TO DO ::
Search the material below for the string "operador" and extract each line that has it.

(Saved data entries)
┄┄┄┄┄┄┄┄┄┄┄┄┄┄┄┄┄┄┄┄

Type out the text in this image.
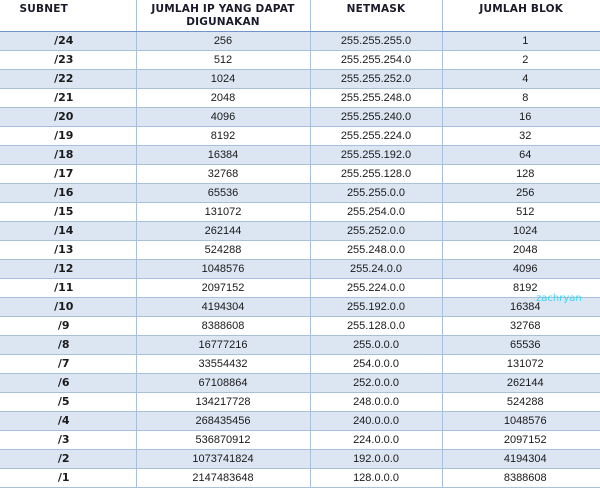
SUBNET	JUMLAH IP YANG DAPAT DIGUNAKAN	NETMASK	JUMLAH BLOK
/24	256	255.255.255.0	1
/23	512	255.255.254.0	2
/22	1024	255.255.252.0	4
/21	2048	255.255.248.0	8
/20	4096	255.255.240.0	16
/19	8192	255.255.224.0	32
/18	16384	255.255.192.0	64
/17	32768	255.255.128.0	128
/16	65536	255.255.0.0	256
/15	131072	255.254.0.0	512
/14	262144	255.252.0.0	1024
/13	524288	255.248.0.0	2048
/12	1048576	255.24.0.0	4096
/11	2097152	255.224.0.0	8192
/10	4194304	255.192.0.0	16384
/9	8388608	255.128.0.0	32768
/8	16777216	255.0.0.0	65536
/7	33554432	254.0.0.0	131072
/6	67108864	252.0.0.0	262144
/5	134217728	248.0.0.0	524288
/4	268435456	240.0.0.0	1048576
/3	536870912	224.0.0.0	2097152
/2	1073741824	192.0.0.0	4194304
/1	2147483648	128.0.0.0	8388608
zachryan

┄┄┄┄┄┄┄┄┄┄┄┄┄┄┄┄┄┄┄┄

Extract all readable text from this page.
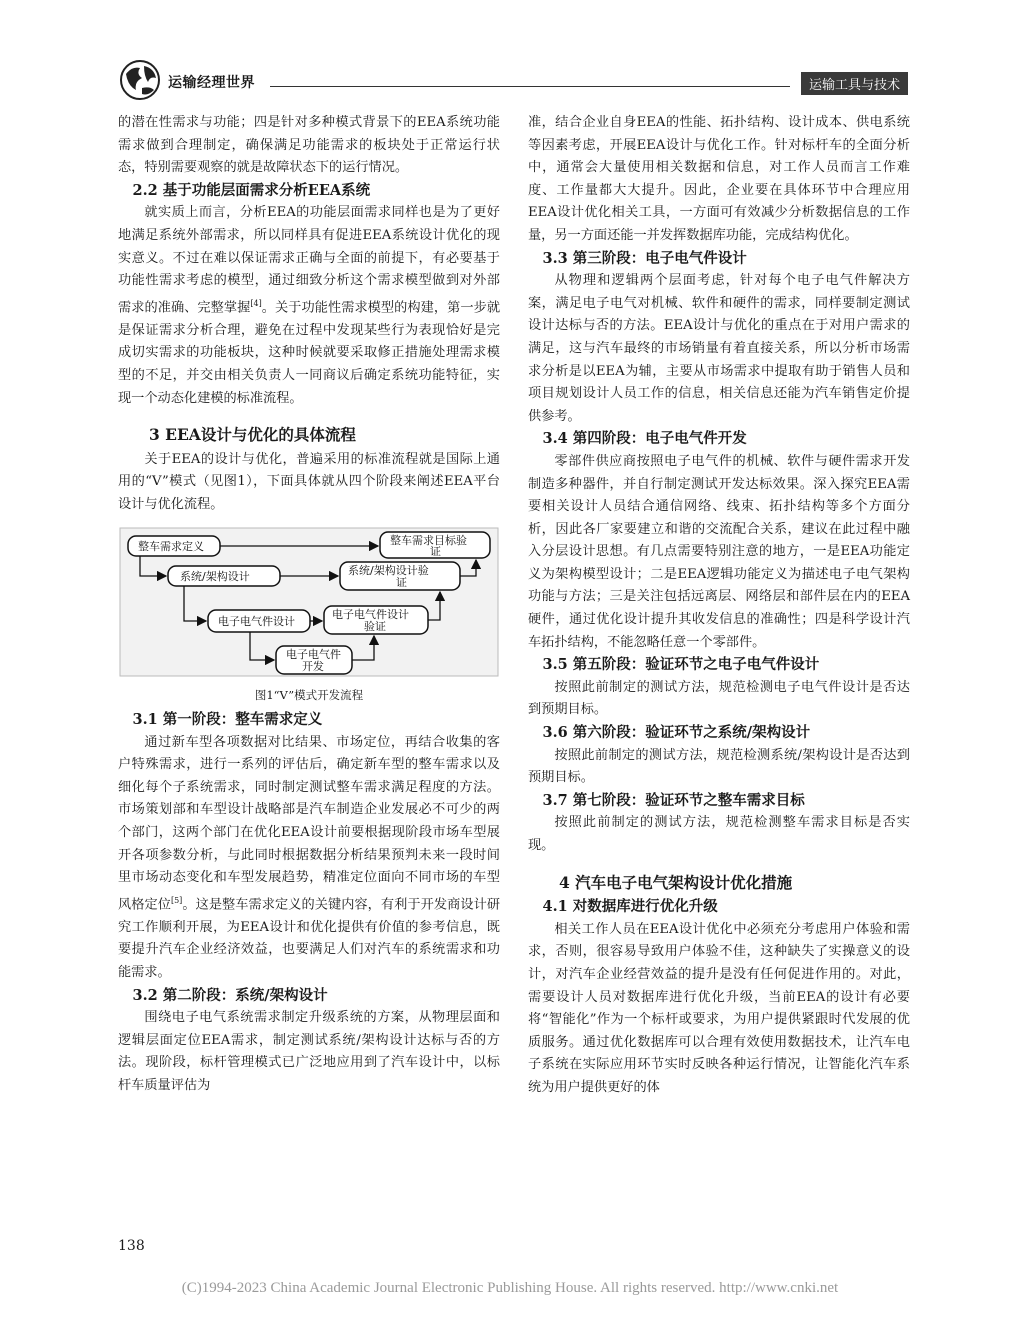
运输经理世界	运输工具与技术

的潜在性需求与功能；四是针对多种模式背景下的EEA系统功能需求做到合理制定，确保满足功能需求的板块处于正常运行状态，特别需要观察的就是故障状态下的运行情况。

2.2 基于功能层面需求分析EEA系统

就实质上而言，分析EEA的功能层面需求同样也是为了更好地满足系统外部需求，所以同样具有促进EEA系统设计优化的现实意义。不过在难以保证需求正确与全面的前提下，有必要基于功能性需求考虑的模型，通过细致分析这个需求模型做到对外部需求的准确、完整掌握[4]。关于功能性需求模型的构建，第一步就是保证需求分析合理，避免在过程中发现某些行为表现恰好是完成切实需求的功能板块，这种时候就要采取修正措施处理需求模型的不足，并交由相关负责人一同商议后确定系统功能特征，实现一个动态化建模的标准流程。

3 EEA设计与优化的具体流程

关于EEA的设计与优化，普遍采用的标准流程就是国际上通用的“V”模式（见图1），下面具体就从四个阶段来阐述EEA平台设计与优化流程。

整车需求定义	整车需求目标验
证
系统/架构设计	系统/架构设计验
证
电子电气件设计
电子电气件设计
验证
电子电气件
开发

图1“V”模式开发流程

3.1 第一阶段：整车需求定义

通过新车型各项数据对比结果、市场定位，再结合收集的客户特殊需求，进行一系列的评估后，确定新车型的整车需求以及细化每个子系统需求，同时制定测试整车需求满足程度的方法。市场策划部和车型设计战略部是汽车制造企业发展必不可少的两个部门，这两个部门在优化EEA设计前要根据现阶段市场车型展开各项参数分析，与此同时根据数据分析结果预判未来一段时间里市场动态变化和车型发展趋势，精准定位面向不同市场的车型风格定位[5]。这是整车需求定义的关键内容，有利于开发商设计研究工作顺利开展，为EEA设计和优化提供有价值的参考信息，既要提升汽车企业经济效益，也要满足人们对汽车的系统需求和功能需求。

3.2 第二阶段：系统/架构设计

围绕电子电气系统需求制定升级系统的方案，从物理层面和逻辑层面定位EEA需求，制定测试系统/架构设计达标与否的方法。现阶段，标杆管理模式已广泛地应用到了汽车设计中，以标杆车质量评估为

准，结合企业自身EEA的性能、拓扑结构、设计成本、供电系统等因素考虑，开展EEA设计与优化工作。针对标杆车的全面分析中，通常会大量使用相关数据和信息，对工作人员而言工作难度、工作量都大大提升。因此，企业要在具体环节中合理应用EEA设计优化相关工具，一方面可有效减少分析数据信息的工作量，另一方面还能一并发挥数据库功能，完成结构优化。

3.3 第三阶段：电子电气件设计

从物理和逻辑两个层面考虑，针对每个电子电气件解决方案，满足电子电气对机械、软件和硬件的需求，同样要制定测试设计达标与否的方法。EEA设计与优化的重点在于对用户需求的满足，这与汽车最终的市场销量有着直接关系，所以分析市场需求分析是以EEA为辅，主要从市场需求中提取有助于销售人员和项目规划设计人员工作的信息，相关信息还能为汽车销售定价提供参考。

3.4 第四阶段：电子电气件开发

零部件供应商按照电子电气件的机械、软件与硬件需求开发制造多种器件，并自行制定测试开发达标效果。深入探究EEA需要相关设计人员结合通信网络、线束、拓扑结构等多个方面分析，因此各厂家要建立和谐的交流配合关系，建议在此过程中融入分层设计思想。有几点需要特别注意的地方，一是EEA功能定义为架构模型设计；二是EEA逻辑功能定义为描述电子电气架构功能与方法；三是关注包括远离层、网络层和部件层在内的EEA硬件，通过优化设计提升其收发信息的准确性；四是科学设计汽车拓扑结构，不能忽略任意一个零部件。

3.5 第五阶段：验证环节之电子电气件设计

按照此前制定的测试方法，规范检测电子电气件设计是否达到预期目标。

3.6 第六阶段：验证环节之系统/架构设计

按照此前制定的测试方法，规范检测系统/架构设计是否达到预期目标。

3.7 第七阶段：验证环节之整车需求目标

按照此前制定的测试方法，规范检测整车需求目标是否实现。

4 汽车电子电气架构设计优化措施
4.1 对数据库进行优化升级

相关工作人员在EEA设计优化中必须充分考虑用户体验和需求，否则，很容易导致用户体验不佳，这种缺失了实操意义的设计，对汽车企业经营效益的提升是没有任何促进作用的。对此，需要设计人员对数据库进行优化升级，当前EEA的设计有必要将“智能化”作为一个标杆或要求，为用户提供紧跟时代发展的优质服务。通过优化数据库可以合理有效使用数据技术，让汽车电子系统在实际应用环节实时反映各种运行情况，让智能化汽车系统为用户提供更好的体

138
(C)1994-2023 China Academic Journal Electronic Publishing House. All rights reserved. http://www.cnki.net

┄┄┄┄┄┄┄┄┄┄┄┄┄┄┄┄┄┄┄┄

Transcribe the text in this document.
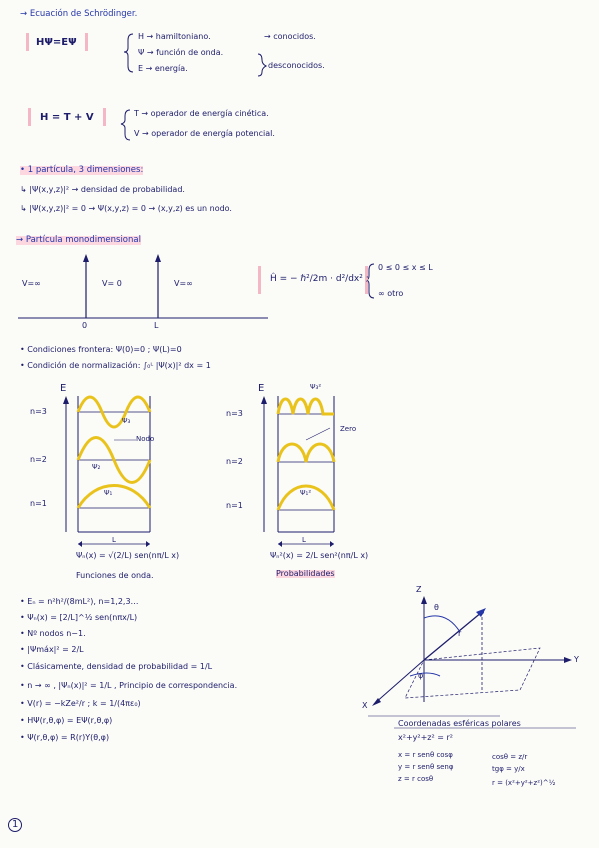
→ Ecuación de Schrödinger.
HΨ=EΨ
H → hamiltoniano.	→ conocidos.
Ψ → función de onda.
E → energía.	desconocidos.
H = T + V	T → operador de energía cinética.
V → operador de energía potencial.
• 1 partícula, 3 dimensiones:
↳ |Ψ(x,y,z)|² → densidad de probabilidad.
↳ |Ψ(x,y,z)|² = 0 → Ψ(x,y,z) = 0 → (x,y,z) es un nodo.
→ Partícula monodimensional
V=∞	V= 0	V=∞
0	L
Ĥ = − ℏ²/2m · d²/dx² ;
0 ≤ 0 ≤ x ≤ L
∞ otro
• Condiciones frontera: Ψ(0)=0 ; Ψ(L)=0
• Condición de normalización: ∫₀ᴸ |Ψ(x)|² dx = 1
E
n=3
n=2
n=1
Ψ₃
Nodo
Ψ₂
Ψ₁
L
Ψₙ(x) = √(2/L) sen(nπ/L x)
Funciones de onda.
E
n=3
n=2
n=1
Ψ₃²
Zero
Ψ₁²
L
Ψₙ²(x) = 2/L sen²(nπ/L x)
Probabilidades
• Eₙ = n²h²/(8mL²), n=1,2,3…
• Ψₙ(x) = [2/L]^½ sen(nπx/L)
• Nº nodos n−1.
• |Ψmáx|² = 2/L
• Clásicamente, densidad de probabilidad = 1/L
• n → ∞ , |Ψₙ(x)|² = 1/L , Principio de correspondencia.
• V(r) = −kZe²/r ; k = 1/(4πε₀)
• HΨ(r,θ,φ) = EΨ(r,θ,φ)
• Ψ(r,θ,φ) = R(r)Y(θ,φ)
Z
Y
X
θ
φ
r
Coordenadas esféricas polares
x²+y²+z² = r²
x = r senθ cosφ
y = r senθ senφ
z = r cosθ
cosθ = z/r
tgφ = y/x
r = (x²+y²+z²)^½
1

┄┄┄┄┄┄┄┄┄┄┄┄┄┄┄┄┄┄┄┄

SOLUTION TO THIS TASK ::
H = T + V	T → operador de energía cinética.
V → operador de energía potencial.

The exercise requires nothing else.